Task: Transcribe all the entries word for word, skipping the pictures.

Data entries:
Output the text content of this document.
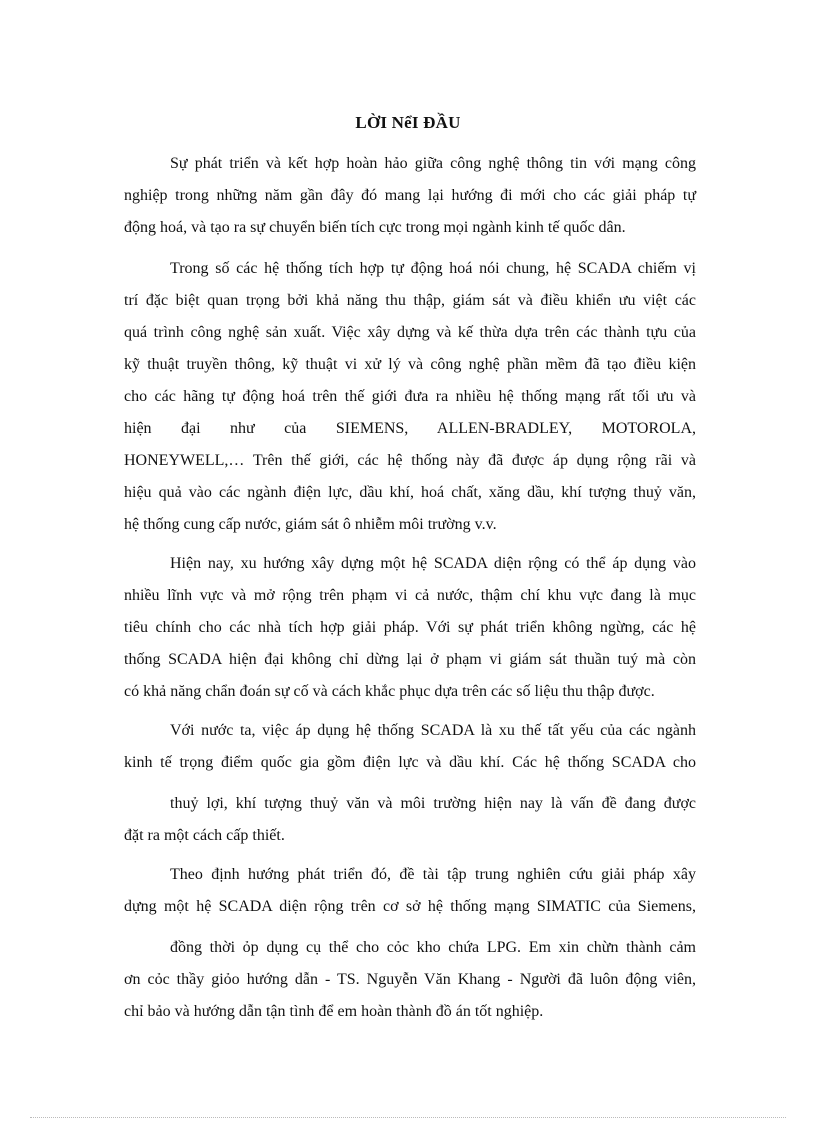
LỜI NểI ĐẦU
Sự phát triển và kết hợp hoàn hảo giữa công nghệ thông tin với mạng công
nghiệp trong những năm gần đây đó mang lại hướng đi mới cho các giải pháp tự
động hoá, và tạo ra sự chuyển biến tích cực trong mọi ngành kinh tế quốc dân.
Trong số các hệ thống tích hợp tự động hoá nói chung, hệ SCADA chiếm vị
trí đặc biệt quan trọng bởi khả năng thu thập, giám sát và điều khiển ưu việt các
quá trình công nghệ sản xuất. Việc xây dựng và kế thừa dựa trên các thành tựu của
kỹ thuật truyền thông, kỹ thuật vi xử lý và công nghệ phần mềm đã tạo điều kiện
cho các hãng tự động hoá trên thế giới đưa ra nhiều hệ thống mạng rất tối ưu và
hiện đại như của SIEMENS, ALLEN-BRADLEY, MOTOROLA,
HONEYWELL,… Trên thế giới, các hệ thống này đã được áp dụng rộng rãi và
hiệu quả vào các ngành điện lực, dầu khí, hoá chất, xăng dầu, khí tượng thuỷ văn,
hệ thống cung cấp nước, giám sát ô nhiễm môi trường v.v.
Hiện nay, xu hướng xây dựng một hệ SCADA diện rộng có thể áp dụng vào
nhiều lĩnh vực và mở rộng trên phạm vi cả nước, thậm chí khu vực đang là mục
tiêu chính cho các nhà tích hợp giải pháp. Với sự phát triển không ngừng, các hệ
thống SCADA hiện đại không chỉ dừng lại ở phạm vi giám sát thuần tuý mà còn
có khả năng chẩn đoán sự cố và cách khắc phục dựa trên các số liệu thu thập được.
Với nước ta, việc áp dụng hệ thống SCADA là xu thế tất yếu của các ngành
kinh tế trọng điểm quốc gia gồm điện lực và dầu khí. Các hệ thống SCADA cho
thuỷ lợi, khí tượng thuỷ văn và môi trường hiện nay là vấn đề đang được
đặt ra một cách cấp thiết.
Theo định hướng phát triển đó, đề tài tập trung nghiên cứu giải pháp xây
dựng một hệ SCADA diện rộng trên cơ sở hệ thống mạng SIMATIC của Siemens,
đồng thời ỏp dụng cụ thể cho cỏc kho chứa LPG. Em xin chừn thành cảm
ơn cỏc thầy giỏo hướng dẫn - TS. Nguyễn Văn Khang - Người đã luôn động viên,
chỉ bảo và hướng dẫn tận tình để em hoàn thành đồ án tốt nghiệp.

Finished answer:
Output the text content of this document.
LỜI NểI ĐẦU
Sự phát triển và kết hợp hoàn hảo giữa công nghệ thông tin với mạng công
nghiệp trong những năm gần đây đó mang lại hướng đi mới cho các giải pháp tự
động hoá, và tạo ra sự chuyển biến tích cực trong mọi ngành kinh tế quốc dân.
Trong số các hệ thống tích hợp tự động hoá nói chung, hệ SCADA chiếm vị
trí đặc biệt quan trọng bởi khả năng thu thập, giám sát và điều khiển ưu việt các
quá trình công nghệ sản xuất. Việc xây dựng và kế thừa dựa trên các thành tựu của
kỹ thuật truyền thông, kỹ thuật vi xử lý và công nghệ phần mềm đã tạo điều kiện
cho các hãng tự động hoá trên thế giới đưa ra nhiều hệ thống mạng rất tối ưu và
hiện đại như của SIEMENS, ALLEN-BRADLEY, MOTOROLA,
HONEYWELL,… Trên thế giới, các hệ thống này đã được áp dụng rộng rãi và
hiệu quả vào các ngành điện lực, dầu khí, hoá chất, xăng dầu, khí tượng thuỷ văn,
hệ thống cung cấp nước, giám sát ô nhiễm môi trường v.v.
Hiện nay, xu hướng xây dựng một hệ SCADA diện rộng có thể áp dụng vào
nhiều lĩnh vực và mở rộng trên phạm vi cả nước, thậm chí khu vực đang là mục
tiêu chính cho các nhà tích hợp giải pháp. Với sự phát triển không ngừng, các hệ
thống SCADA hiện đại không chỉ dừng lại ở phạm vi giám sát thuần tuý mà còn
có khả năng chẩn đoán sự cố và cách khắc phục dựa trên các số liệu thu thập được.
Với nước ta, việc áp dụng hệ thống SCADA là xu thế tất yếu của các ngành
kinh tế trọng điểm quốc gia gồm điện lực và dầu khí. Các hệ thống SCADA cho
thuỷ lợi, khí tượng thuỷ văn và môi trường hiện nay là vấn đề đang được
đặt ra một cách cấp thiết.
Theo định hướng phát triển đó, đề tài tập trung nghiên cứu giải pháp xây
dựng một hệ SCADA diện rộng trên cơ sở hệ thống mạng SIMATIC của Siemens,
đồng thời ỏp dụng cụ thể cho cỏc kho chứa LPG. Em xin chừn thành cảm
ơn cỏc thầy giỏo hướng dẫn - TS. Nguyễn Văn Khang - Người đã luôn động viên,
chỉ bảo và hướng dẫn tận tình để em hoàn thành đồ án tốt nghiệp.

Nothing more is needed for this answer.